What is asked ->
Output the material beneath exactly, leaving nothing out.

Supplied records ->
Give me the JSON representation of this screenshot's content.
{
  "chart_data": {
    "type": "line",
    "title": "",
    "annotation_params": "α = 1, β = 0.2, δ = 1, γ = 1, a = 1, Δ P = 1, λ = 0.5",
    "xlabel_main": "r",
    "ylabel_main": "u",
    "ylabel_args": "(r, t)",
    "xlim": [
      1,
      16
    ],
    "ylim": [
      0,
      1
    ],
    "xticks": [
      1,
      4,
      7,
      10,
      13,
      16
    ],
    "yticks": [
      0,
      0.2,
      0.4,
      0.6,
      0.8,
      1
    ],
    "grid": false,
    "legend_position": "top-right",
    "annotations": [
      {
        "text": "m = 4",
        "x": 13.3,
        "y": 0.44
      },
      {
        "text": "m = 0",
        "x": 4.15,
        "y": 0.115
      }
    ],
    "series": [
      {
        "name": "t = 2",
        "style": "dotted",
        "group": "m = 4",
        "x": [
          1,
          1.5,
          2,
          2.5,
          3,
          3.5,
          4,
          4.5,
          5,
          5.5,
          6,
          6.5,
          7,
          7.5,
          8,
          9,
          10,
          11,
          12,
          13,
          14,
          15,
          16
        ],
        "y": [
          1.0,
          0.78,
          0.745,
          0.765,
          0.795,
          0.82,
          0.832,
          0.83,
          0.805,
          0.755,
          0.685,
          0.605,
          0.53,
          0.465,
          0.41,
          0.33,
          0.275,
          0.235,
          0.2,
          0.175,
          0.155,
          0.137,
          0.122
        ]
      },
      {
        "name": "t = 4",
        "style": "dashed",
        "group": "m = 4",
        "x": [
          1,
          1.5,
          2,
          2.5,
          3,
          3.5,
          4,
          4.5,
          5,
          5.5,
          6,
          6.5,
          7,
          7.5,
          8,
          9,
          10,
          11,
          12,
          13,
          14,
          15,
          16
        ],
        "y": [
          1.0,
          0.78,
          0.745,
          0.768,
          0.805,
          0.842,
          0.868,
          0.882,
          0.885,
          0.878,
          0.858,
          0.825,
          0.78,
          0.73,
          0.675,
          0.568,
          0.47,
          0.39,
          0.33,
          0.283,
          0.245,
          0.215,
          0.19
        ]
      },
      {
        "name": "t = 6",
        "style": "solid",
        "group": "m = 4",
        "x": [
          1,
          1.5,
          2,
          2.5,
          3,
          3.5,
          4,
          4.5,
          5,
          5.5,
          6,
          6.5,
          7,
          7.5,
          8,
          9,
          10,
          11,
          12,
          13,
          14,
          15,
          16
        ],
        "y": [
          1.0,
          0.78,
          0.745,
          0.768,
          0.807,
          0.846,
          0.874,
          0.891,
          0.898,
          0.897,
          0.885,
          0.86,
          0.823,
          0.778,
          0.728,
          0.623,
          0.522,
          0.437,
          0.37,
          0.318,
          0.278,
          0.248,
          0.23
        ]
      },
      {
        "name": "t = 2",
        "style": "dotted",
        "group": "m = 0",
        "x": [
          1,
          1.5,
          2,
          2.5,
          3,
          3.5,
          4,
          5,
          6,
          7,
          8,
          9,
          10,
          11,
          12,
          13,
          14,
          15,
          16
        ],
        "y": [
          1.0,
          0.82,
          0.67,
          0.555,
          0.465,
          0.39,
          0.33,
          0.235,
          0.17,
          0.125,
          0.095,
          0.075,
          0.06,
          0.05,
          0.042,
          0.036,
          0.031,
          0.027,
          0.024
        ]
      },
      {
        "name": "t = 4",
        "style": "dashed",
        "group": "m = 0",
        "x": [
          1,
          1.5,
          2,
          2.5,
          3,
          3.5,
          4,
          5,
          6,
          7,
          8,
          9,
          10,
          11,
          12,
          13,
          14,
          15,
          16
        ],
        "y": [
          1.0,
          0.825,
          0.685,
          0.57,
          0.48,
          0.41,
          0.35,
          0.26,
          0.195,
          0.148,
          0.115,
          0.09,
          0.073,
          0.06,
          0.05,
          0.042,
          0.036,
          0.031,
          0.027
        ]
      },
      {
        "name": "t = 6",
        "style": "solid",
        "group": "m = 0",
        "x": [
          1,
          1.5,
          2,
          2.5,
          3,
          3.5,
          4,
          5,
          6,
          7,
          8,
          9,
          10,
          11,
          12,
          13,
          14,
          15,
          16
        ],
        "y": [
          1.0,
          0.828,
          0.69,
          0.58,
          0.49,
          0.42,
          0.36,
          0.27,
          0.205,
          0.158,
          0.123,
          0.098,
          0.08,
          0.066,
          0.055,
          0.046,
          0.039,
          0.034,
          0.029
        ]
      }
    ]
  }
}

Task output ->
Give me the JSON representation of this screenshot's content.
{
  "chart_data": {
    "type": "line",
    "title": "",
    "annotation_params": "α = 1, β = 0.2, δ = 1, γ = 1, a = 1, Δ P = 1, λ = 0.5",
    "xlabel_main": "r",
    "ylabel_main": "u",
    "ylabel_args": "(r, t)",
    "xlim": [
      1,
      16
    ],
    "ylim": [
      0,
      1
    ],
    "xticks": [
      1,
      4,
      7,
      10,
      13,
      16
    ],
    "yticks": [
      0,
      0.2,
      0.4,
      0.6,
      0.8,
      1
    ],
    "grid": false,
    "legend_position": "top-right",
    "annotations": [
      {
        "text": "m = 4",
        "x": 13.3,
        "y": 0.44
      },
      {
        "text": "m = 0",
        "x": 4.15,
        "y": 0.115
      }
    ],
    "series": [
      {
        "name": "t = 2",
        "style": "dotted",
        "group": "m = 4",
        "x": [
          1,
          1.5,
          2,
          2.5,
          3,
          3.5,
          4,
          4.5,
          5,
          5.5,
          6,
          6.5,
          7,
          7.5,
          8,
          9,
          10,
          11,
          12,
          13,
          14,
          15,
          16
        ],
        "y": [
          1.0,
          0.78,
          0.745,
          0.765,
          0.795,
          0.82,
          0.832,
          0.83,
          0.805,
          0.755,
          0.685,
          0.605,
          0.53,
          0.465,
          0.41,
          0.33,
          0.275,
          0.235,
          0.2,
          0.175,
          0.155,
          0.137,
          0.122
        ]
      },
      {
        "name": "t = 4",
        "style": "dashed",
        "group": "m = 4",
        "x": [
          1,
          1.5,
          2,
          2.5,
          3,
          3.5,
          4,
          4.5,
          5,
          5.5,
          6,
          6.5,
          7,
          7.5,
          8,
          9,
          10,
          11,
          12,
          13,
          14,
          15,
          16
        ],
        "y": [
          1.0,
          0.78,
          0.745,
          0.768,
          0.805,
          0.842,
          0.868,
          0.882,
          0.885,
          0.878,
          0.858,
          0.825,
          0.78,
          0.73,
          0.675,
          0.568,
          0.47,
          0.39,
          0.33,
          0.283,
          0.245,
          0.215,
          0.19
        ]
      },
      {
        "name": "t = 6",
        "style": "solid",
        "group": "m = 4",
        "x": [
          1,
          1.5,
          2,
          2.5,
          3,
          3.5,
          4,
          4.5,
          5,
          5.5,
          6,
          6.5,
          7,
          7.5,
          8,
          9,
          10,
          11,
          12,
          13,
          14,
          15,
          16
        ],
        "y": [
          1.0,
          0.78,
          0.745,
          0.768,
          0.807,
          0.846,
          0.874,
          0.891,
          0.898,
          0.897,
          0.885,
          0.86,
          0.823,
          0.778,
          0.728,
          0.623,
          0.522,
          0.437,
          0.37,
          0.318,
          0.278,
          0.248,
          0.23
        ]
      },
      {
        "name": "t = 2",
        "style": "dotted",
        "group": "m = 0",
        "x": [
          1,
          1.5,
          2,
          2.5,
          3,
          3.5,
          4,
          5,
          6,
          7,
          8,
          9,
          10,
          11,
          12,
          13,
          14,
          15,
          16
        ],
        "y": [
          1.0,
          0.82,
          0.67,
          0.555,
          0.465,
          0.39,
          0.33,
          0.235,
          0.17,
          0.125,
          0.095,
          0.075,
          0.06,
          0.05,
          0.042,
          0.036,
          0.031,
          0.027,
          0.024
        ]
      },
      {
        "name": "t = 4",
        "style": "dashed",
        "group": "m = 0",
        "x": [
          1,
          1.5,
          2,
          2.5,
          3,
          3.5,
          4,
          5,
          6,
          7,
          8,
          9,
          10,
          11,
          12,
          13,
          14,
          15,
          16
        ],
        "y": [
          1.0,
          0.825,
          0.685,
          0.57,
          0.48,
          0.41,
          0.35,
          0.26,
          0.195,
          0.148,
          0.115,
          0.09,
          0.073,
          0.06,
          0.05,
          0.042,
          0.036,
          0.031,
          0.027
        ]
      },
      {
        "name": "t = 6",
        "style": "solid",
        "group": "m = 0",
        "x": [
          1,
          1.5,
          2,
          2.5,
          3,
          3.5,
          4,
          5,
          6,
          7,
          8,
          9,
          10,
          11,
          12,
          13,
          14,
          15,
          16
        ],
        "y": [
          1.0,
          0.828,
          0.69,
          0.58,
          0.49,
          0.42,
          0.36,
          0.27,
          0.205,
          0.158,
          0.123,
          0.098,
          0.08,
          0.066,
          0.055,
          0.046,
          0.039,
          0.034,
          0.029
        ]
      }
    ]
  }
}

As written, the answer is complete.